## start

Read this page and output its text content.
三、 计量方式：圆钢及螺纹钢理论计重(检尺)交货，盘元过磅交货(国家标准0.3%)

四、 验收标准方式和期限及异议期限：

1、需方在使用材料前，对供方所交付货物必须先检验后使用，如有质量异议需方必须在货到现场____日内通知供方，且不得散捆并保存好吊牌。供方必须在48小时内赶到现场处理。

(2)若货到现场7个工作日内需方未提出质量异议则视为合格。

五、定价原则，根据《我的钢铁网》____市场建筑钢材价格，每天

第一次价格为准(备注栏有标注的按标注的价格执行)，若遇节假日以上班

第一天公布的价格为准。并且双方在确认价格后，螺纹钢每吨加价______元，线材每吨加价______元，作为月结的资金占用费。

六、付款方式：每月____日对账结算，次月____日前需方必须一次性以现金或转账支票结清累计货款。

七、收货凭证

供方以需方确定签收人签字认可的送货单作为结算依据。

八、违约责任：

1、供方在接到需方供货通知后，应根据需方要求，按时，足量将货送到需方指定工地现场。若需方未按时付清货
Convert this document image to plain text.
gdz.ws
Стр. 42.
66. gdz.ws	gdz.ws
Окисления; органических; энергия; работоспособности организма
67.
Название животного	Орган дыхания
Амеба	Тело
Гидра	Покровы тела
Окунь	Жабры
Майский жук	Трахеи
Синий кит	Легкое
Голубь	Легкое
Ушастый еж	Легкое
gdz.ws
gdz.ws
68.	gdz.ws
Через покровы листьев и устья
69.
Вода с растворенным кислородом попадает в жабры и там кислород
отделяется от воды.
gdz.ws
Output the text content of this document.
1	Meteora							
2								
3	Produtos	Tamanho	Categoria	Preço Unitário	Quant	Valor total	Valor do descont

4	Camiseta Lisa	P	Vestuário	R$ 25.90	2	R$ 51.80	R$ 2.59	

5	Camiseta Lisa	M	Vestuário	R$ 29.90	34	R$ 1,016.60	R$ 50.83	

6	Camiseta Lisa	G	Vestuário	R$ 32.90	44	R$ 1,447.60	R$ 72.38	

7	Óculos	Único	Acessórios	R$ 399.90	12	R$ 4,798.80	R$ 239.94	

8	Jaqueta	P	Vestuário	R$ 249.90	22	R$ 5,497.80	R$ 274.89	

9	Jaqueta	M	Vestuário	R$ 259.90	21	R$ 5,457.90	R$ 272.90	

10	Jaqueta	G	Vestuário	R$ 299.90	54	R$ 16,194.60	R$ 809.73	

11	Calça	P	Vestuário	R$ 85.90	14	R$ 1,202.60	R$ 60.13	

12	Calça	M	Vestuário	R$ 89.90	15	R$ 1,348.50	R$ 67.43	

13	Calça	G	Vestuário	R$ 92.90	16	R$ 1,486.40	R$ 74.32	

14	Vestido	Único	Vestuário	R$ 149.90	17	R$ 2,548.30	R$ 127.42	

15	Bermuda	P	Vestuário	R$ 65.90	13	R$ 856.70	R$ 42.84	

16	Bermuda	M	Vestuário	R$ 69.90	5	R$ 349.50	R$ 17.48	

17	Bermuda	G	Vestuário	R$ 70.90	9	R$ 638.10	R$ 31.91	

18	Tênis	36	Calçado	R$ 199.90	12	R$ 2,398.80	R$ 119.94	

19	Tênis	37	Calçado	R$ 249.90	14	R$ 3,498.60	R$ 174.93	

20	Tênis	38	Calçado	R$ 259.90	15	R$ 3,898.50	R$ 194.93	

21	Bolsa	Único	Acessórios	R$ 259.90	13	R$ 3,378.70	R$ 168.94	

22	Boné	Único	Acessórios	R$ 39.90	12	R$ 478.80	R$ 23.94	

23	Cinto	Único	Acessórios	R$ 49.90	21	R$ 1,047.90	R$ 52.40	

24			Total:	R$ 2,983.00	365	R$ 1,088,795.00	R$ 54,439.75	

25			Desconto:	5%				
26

## end

The exercise:
Look over the records above and copy each line that includes the string "this".

Exercise solution:
Read this page and output its text content.
Convert this document image to plain text.
Output the text content of this document.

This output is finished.